__Objective__. Copy every entry exactly as given, minus the images.

┌─ Given records

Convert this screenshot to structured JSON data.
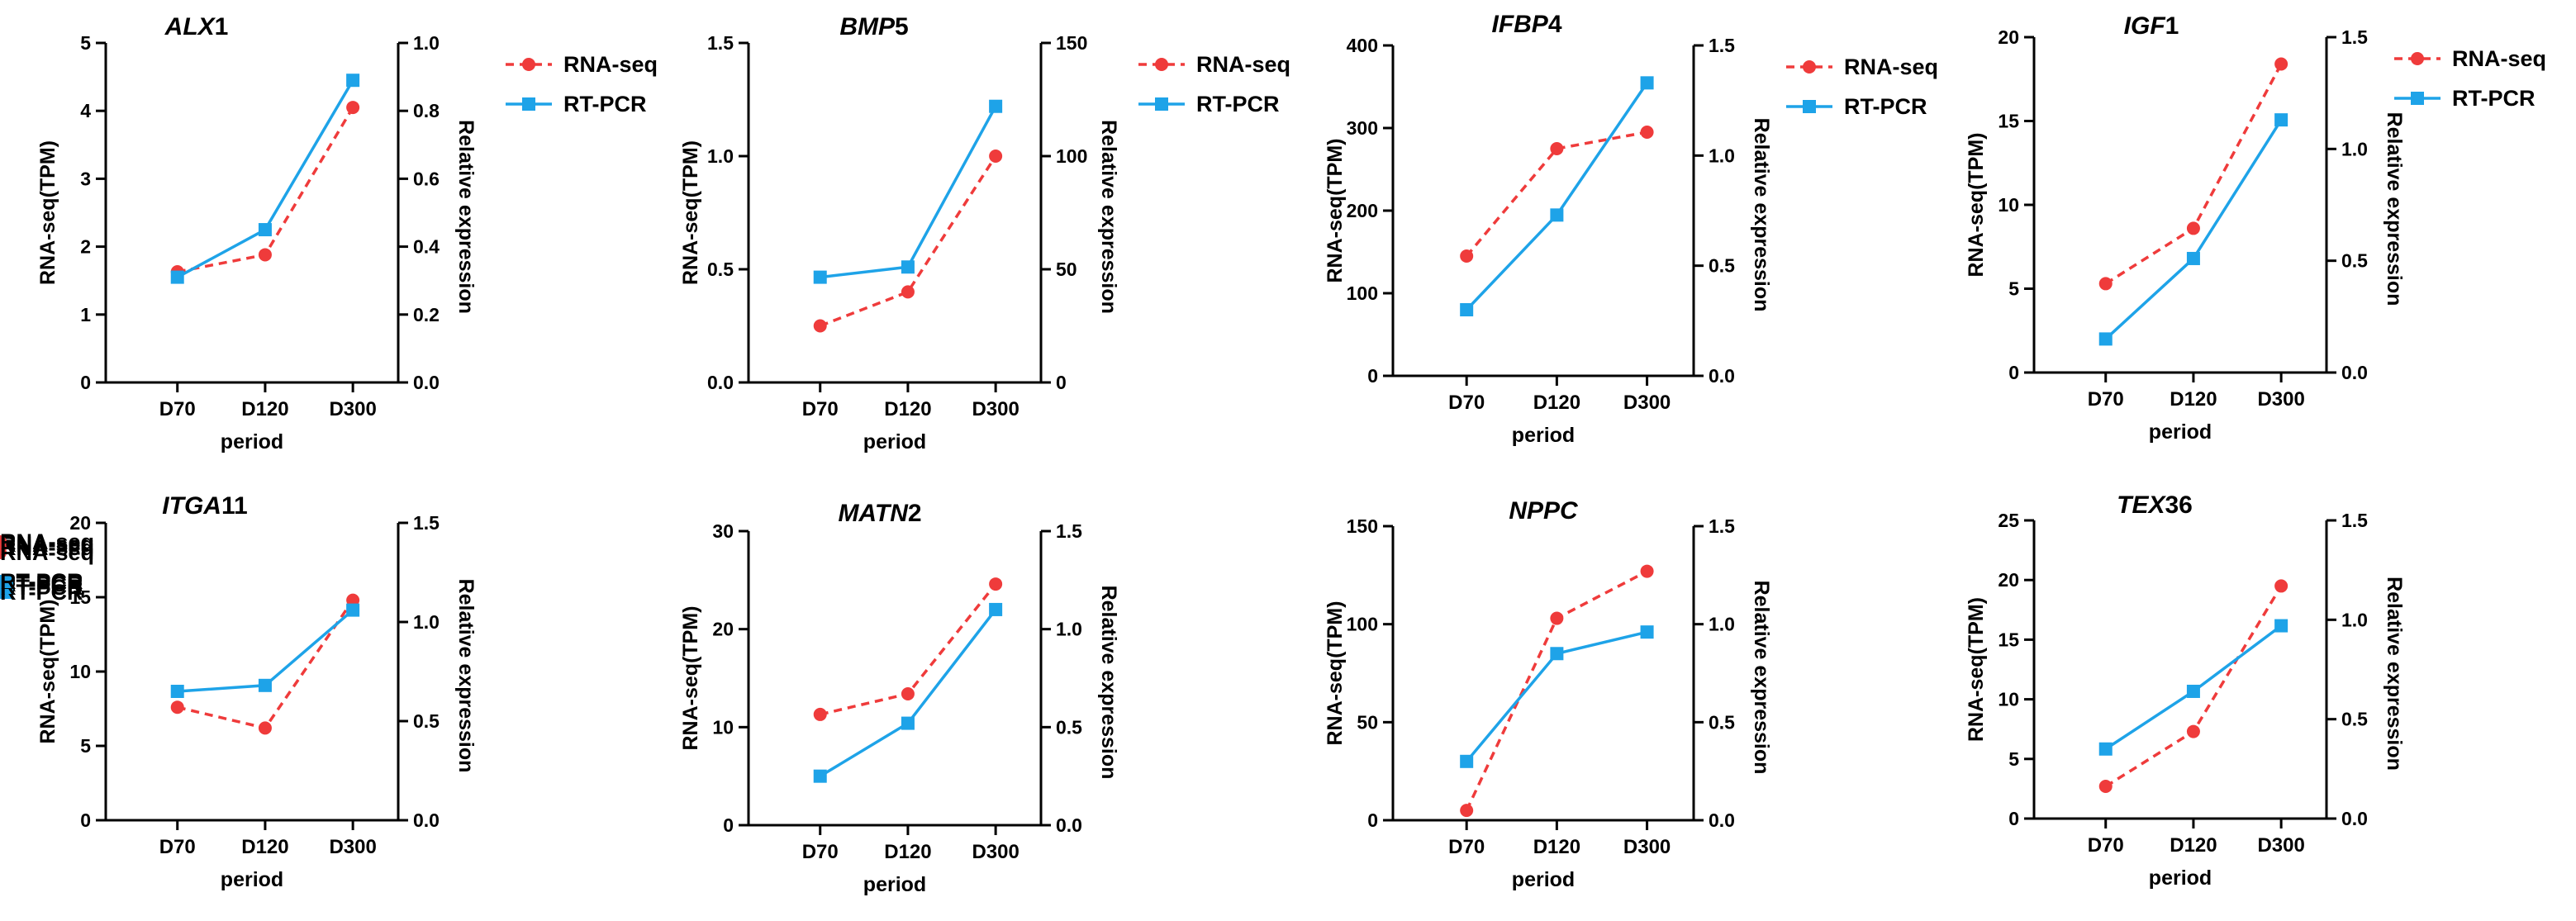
{
  "legend": {
    "rna_label": "RNA-seq",
    "pcr_label": "RT-PCR"
  },
  "colors": {
    "rna": "#ef3b3b",
    "pcr": "#1ea3e8",
    "axis": "#000000"
  },
  "chart_data": [
    {
      "type": "line",
      "title_italic": "ALX",
      "title_suffix": "1",
      "categories": [
        "D70",
        "D120",
        "D300"
      ],
      "xlabel": "period",
      "ylabel_left": "RNA-seq(TPM)",
      "ylabel_right": "Relative expression",
      "left_ticks": [
        "0",
        "1",
        "2",
        "3",
        "4",
        "5"
      ],
      "right_ticks": [
        "0.0",
        "0.2",
        "0.4",
        "0.6",
        "0.8",
        "1.0"
      ],
      "ylim_left": [
        0,
        5
      ],
      "ylim_right": [
        0,
        1.0
      ],
      "series": [
        {
          "name": "RNA-seq",
          "axis": "left",
          "values": [
            1.63,
            1.88,
            4.05
          ]
        },
        {
          "name": "RT-PCR",
          "axis": "right",
          "values": [
            0.31,
            0.45,
            0.89
          ]
        }
      ]
    },
    {
      "type": "line",
      "title_italic": "BMP",
      "title_suffix": "5",
      "categories": [
        "D70",
        "D120",
        "D300"
      ],
      "xlabel": "period",
      "ylabel_left": "RNA-seq(TPM)",
      "ylabel_right": "Relative expression",
      "left_ticks": [
        "0.0",
        "0.5",
        "1.0",
        "1.5"
      ],
      "right_ticks": [
        "0",
        "50",
        "100",
        "150"
      ],
      "ylim_left": [
        0,
        1.5
      ],
      "ylim_right": [
        0,
        150
      ],
      "series": [
        {
          "name": "RNA-seq",
          "axis": "left",
          "values": [
            0.25,
            0.4,
            1.0
          ]
        },
        {
          "name": "RT-PCR",
          "axis": "right",
          "values": [
            46.5,
            51,
            122
          ]
        }
      ]
    },
    {
      "type": "line",
      "title_italic": "IFBP",
      "title_suffix": "4",
      "categories": [
        "D70",
        "D120",
        "D300"
      ],
      "xlabel": "period",
      "ylabel_left": "RNA-seq(TPM)",
      "ylabel_right": "Relative expression",
      "left_ticks": [
        "0",
        "100",
        "200",
        "300",
        "400"
      ],
      "right_ticks": [
        "0.0",
        "0.5",
        "1.0",
        "1.5"
      ],
      "ylim_left": [
        0,
        400
      ],
      "ylim_right": [
        0,
        1.5
      ],
      "series": [
        {
          "name": "RNA-seq",
          "axis": "left",
          "values": [
            145,
            275,
            295
          ]
        },
        {
          "name": "RT-PCR",
          "axis": "right",
          "values": [
            0.3,
            0.73,
            1.33
          ]
        }
      ]
    },
    {
      "type": "line",
      "title_italic": "IGF",
      "title_suffix": "1",
      "categories": [
        "D70",
        "D120",
        "D300"
      ],
      "xlabel": "period",
      "ylabel_left": "RNA-seq(TPM)",
      "ylabel_right": "Relative expression",
      "left_ticks": [
        "0",
        "5",
        "10",
        "15",
        "20"
      ],
      "right_ticks": [
        "0.0",
        "0.5",
        "1.0",
        "1.5"
      ],
      "ylim_left": [
        0,
        20
      ],
      "ylim_right": [
        0,
        1.5
      ],
      "series": [
        {
          "name": "RNA-seq",
          "axis": "left",
          "values": [
            5.3,
            8.6,
            18.4
          ]
        },
        {
          "name": "RT-PCR",
          "axis": "right",
          "values": [
            0.15,
            0.51,
            1.13
          ]
        }
      ]
    },
    {
      "type": "line",
      "title_italic": "ITGA",
      "title_suffix": "11",
      "categories": [
        "D70",
        "D120",
        "D300"
      ],
      "xlabel": "period",
      "ylabel_left": "RNA-seq(TPM)",
      "ylabel_right": "Relative expression",
      "left_ticks": [
        "0",
        "5",
        "10",
        "15",
        "20"
      ],
      "right_ticks": [
        "0.0",
        "0.5",
        "1.0",
        "1.5"
      ],
      "ylim_left": [
        0,
        20
      ],
      "ylim_right": [
        0,
        1.5
      ],
      "series": [
        {
          "name": "RNA-seq",
          "axis": "left",
          "values": [
            7.6,
            6.2,
            14.8
          ]
        },
        {
          "name": "RT-PCR",
          "axis": "right",
          "values": [
            0.65,
            0.68,
            1.06
          ]
        }
      ]
    },
    {
      "type": "line",
      "title_italic": "MATN",
      "title_suffix": "2",
      "categories": [
        "D70",
        "D120",
        "D300"
      ],
      "xlabel": "period",
      "ylabel_left": "RNA-seq(TPM)",
      "ylabel_right": "Relative expression",
      "left_ticks": [
        "0",
        "10",
        "20",
        "30"
      ],
      "right_ticks": [
        "0.0",
        "0.5",
        "1.0",
        "1.5"
      ],
      "ylim_left": [
        0,
        30
      ],
      "ylim_right": [
        0,
        1.5
      ],
      "series": [
        {
          "name": "RNA-seq",
          "axis": "left",
          "values": [
            11.3,
            13.4,
            24.6
          ]
        },
        {
          "name": "RT-PCR",
          "axis": "right",
          "values": [
            0.25,
            0.52,
            1.1
          ]
        }
      ]
    },
    {
      "type": "line",
      "title_italic": "NPPC",
      "title_suffix": "",
      "categories": [
        "D70",
        "D120",
        "D300"
      ],
      "xlabel": "period",
      "ylabel_left": "RNA-seq(TPM)",
      "ylabel_right": "Relative expression",
      "left_ticks": [
        "0",
        "50",
        "100",
        "150"
      ],
      "right_ticks": [
        "0.0",
        "0.5",
        "1.0",
        "1.5"
      ],
      "ylim_left": [
        0,
        150
      ],
      "ylim_right": [
        0,
        1.5
      ],
      "series": [
        {
          "name": "RNA-seq",
          "axis": "left",
          "values": [
            5,
            103,
            127
          ]
        },
        {
          "name": "RT-PCR",
          "axis": "right",
          "values": [
            0.3,
            0.85,
            0.96
          ]
        }
      ]
    },
    {
      "type": "line",
      "title_italic": "TEX",
      "title_suffix": "36",
      "categories": [
        "D70",
        "D120",
        "D300"
      ],
      "xlabel": "period",
      "ylabel_left": "RNA-seq(TPM)",
      "ylabel_right": "Relative expression",
      "left_ticks": [
        "0",
        "5",
        "10",
        "15",
        "20",
        "25"
      ],
      "right_ticks": [
        "0.0",
        "0.5",
        "1.0",
        "1.5"
      ],
      "ylim_left": [
        0,
        25
      ],
      "ylim_right": [
        0,
        1.5
      ],
      "series": [
        {
          "name": "RNA-seq",
          "axis": "left",
          "values": [
            2.7,
            7.3,
            19.5
          ]
        },
        {
          "name": "RT-PCR",
          "axis": "right",
          "values": [
            0.35,
            0.64,
            0.97
          ]
        }
      ]
    }
  ]
}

└─

__Correct output__.
Convert this screenshot to structured JSON data.
{
  "legend": {
    "rna_label": "RNA-seq",
    "pcr_label": "RT-PCR"
  },
  "colors": {
    "rna": "#ef3b3b",
    "pcr": "#1ea3e8",
    "axis": "#000000"
  },
  "chart_data": [
    {
      "type": "line",
      "title_italic": "ALX",
      "title_suffix": "1",
      "categories": [
        "D70",
        "D120",
        "D300"
      ],
      "xlabel": "period",
      "ylabel_left": "RNA-seq(TPM)",
      "ylabel_right": "Relative expression",
      "left_ticks": [
        "0",
        "1",
        "2",
        "3",
        "4",
        "5"
      ],
      "right_ticks": [
        "0.0",
        "0.2",
        "0.4",
        "0.6",
        "0.8",
        "1.0"
      ],
      "ylim_left": [
        0,
        5
      ],
      "ylim_right": [
        0,
        1.0
      ],
      "series": [
        {
          "name": "RNA-seq",
          "axis": "left",
          "values": [
            1.63,
            1.88,
            4.05
          ]
        },
        {
          "name": "RT-PCR",
          "axis": "right",
          "values": [
            0.31,
            0.45,
            0.89
          ]
        }
      ]
    },
    {
      "type": "line",
      "title_italic": "BMP",
      "title_suffix": "5",
      "categories": [
        "D70",
        "D120",
        "D300"
      ],
      "xlabel": "period",
      "ylabel_left": "RNA-seq(TPM)",
      "ylabel_right": "Relative expression",
      "left_ticks": [
        "0.0",
        "0.5",
        "1.0",
        "1.5"
      ],
      "right_ticks": [
        "0",
        "50",
        "100",
        "150"
      ],
      "ylim_left": [
        0,
        1.5
      ],
      "ylim_right": [
        0,
        150
      ],
      "series": [
        {
          "name": "RNA-seq",
          "axis": "left",
          "values": [
            0.25,
            0.4,
            1.0
          ]
        },
        {
          "name": "RT-PCR",
          "axis": "right",
          "values": [
            46.5,
            51,
            122
          ]
        }
      ]
    },
    {
      "type": "line",
      "title_italic": "IFBP",
      "title_suffix": "4",
      "categories": [
        "D70",
        "D120",
        "D300"
      ],
      "xlabel": "period",
      "ylabel_left": "RNA-seq(TPM)",
      "ylabel_right": "Relative expression",
      "left_ticks": [
        "0",
        "100",
        "200",
        "300",
        "400"
      ],
      "right_ticks": [
        "0.0",
        "0.5",
        "1.0",
        "1.5"
      ],
      "ylim_left": [
        0,
        400
      ],
      "ylim_right": [
        0,
        1.5
      ],
      "series": [
        {
          "name": "RNA-seq",
          "axis": "left",
          "values": [
            145,
            275,
            295
          ]
        },
        {
          "name": "RT-PCR",
          "axis": "right",
          "values": [
            0.3,
            0.73,
            1.33
          ]
        }
      ]
    },
    {
      "type": "line",
      "title_italic": "IGF",
      "title_suffix": "1",
      "categories": [
        "D70",
        "D120",
        "D300"
      ],
      "xlabel": "period",
      "ylabel_left": "RNA-seq(TPM)",
      "ylabel_right": "Relative expression",
      "left_ticks": [
        "0",
        "5",
        "10",
        "15",
        "20"
      ],
      "right_ticks": [
        "0.0",
        "0.5",
        "1.0",
        "1.5"
      ],
      "ylim_left": [
        0,
        20
      ],
      "ylim_right": [
        0,
        1.5
      ],
      "series": [
        {
          "name": "RNA-seq",
          "axis": "left",
          "values": [
            5.3,
            8.6,
            18.4
          ]
        },
        {
          "name": "RT-PCR",
          "axis": "right",
          "values": [
            0.15,
            0.51,
            1.13
          ]
        }
      ]
    },
    {
      "type": "line",
      "title_italic": "ITGA",
      "title_suffix": "11",
      "categories": [
        "D70",
        "D120",
        "D300"
      ],
      "xlabel": "period",
      "ylabel_left": "RNA-seq(TPM)",
      "ylabel_right": "Relative expression",
      "left_ticks": [
        "0",
        "5",
        "10",
        "15",
        "20"
      ],
      "right_ticks": [
        "0.0",
        "0.5",
        "1.0",
        "1.5"
      ],
      "ylim_left": [
        0,
        20
      ],
      "ylim_right": [
        0,
        1.5
      ],
      "series": [
        {
          "name": "RNA-seq",
          "axis": "left",
          "values": [
            7.6,
            6.2,
            14.8
          ]
        },
        {
          "name": "RT-PCR",
          "axis": "right",
          "values": [
            0.65,
            0.68,
            1.06
          ]
        }
      ]
    },
    {
      "type": "line",
      "title_italic": "MATN",
      "title_suffix": "2",
      "categories": [
        "D70",
        "D120",
        "D300"
      ],
      "xlabel": "period",
      "ylabel_left": "RNA-seq(TPM)",
      "ylabel_right": "Relative expression",
      "left_ticks": [
        "0",
        "10",
        "20",
        "30"
      ],
      "right_ticks": [
        "0.0",
        "0.5",
        "1.0",
        "1.5"
      ],
      "ylim_left": [
        0,
        30
      ],
      "ylim_right": [
        0,
        1.5
      ],
      "series": [
        {
          "name": "RNA-seq",
          "axis": "left",
          "values": [
            11.3,
            13.4,
            24.6
          ]
        },
        {
          "name": "RT-PCR",
          "axis": "right",
          "values": [
            0.25,
            0.52,
            1.1
          ]
        }
      ]
    },
    {
      "type": "line",
      "title_italic": "NPPC",
      "title_suffix": "",
      "categories": [
        "D70",
        "D120",
        "D300"
      ],
      "xlabel": "period",
      "ylabel_left": "RNA-seq(TPM)",
      "ylabel_right": "Relative expression",
      "left_ticks": [
        "0",
        "50",
        "100",
        "150"
      ],
      "right_ticks": [
        "0.0",
        "0.5",
        "1.0",
        "1.5"
      ],
      "ylim_left": [
        0,
        150
      ],
      "ylim_right": [
        0,
        1.5
      ],
      "series": [
        {
          "name": "RNA-seq",
          "axis": "left",
          "values": [
            5,
            103,
            127
          ]
        },
        {
          "name": "RT-PCR",
          "axis": "right",
          "values": [
            0.3,
            0.85,
            0.96
          ]
        }
      ]
    },
    {
      "type": "line",
      "title_italic": "TEX",
      "title_suffix": "36",
      "categories": [
        "D70",
        "D120",
        "D300"
      ],
      "xlabel": "period",
      "ylabel_left": "RNA-seq(TPM)",
      "ylabel_right": "Relative expression",
      "left_ticks": [
        "0",
        "5",
        "10",
        "15",
        "20",
        "25"
      ],
      "right_ticks": [
        "0.0",
        "0.5",
        "1.0",
        "1.5"
      ],
      "ylim_left": [
        0,
        25
      ],
      "ylim_right": [
        0,
        1.5
      ],
      "series": [
        {
          "name": "RNA-seq",
          "axis": "left",
          "values": [
            2.7,
            7.3,
            19.5
          ]
        },
        {
          "name": "RT-PCR",
          "axis": "right",
          "values": [
            0.35,
            0.64,
            0.97
          ]
        }
      ]
    }
  ]
}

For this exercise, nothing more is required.